- **PROBLEM DESCRIPTION**
Pull every line holding the string "before" from the records below.

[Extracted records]

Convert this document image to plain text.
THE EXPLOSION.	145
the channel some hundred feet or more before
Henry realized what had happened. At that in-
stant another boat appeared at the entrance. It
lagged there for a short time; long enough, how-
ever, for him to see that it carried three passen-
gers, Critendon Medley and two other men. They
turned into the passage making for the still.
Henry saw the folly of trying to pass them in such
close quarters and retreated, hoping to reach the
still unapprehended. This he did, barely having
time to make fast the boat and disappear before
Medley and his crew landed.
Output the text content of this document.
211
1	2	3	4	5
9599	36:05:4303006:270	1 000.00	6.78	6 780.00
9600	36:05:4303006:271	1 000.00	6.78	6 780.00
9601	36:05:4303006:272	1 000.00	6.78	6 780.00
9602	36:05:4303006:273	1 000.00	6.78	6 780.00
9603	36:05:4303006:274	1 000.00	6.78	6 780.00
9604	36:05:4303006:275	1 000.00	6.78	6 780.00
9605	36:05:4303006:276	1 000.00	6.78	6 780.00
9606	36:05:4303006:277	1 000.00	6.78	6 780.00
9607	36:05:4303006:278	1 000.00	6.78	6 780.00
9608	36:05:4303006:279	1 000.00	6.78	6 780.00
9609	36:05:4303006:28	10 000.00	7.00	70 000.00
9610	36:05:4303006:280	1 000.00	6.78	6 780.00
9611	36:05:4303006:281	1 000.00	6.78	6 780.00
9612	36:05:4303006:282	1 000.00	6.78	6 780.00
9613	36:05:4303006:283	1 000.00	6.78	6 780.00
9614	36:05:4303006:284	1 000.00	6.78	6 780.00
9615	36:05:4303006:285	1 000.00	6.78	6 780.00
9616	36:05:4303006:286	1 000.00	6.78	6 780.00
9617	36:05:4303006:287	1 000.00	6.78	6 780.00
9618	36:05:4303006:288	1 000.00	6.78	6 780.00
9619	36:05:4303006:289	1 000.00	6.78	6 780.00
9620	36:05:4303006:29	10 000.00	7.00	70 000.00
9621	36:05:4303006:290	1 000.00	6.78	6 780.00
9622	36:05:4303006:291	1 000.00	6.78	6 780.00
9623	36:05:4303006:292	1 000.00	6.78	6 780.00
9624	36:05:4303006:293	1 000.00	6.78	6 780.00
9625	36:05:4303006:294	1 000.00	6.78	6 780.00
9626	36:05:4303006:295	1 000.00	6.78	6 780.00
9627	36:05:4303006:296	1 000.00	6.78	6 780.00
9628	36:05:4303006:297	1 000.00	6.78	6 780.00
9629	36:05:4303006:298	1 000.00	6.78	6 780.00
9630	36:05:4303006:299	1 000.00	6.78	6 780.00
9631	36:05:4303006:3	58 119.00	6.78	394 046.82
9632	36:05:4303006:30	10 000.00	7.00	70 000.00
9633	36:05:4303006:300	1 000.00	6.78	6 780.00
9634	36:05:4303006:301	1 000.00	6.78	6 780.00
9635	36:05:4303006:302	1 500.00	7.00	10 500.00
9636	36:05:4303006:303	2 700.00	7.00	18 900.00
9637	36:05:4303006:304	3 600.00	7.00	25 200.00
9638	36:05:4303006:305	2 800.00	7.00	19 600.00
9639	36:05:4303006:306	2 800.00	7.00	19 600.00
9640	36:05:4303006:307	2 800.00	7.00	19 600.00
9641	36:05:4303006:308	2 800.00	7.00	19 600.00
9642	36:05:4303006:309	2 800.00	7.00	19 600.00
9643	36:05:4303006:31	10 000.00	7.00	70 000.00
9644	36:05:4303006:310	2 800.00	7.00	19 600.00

- **SOLUTION TO THE EXERCISE**
the channel some hundred feet or more before
time to make fast the boat and disappear before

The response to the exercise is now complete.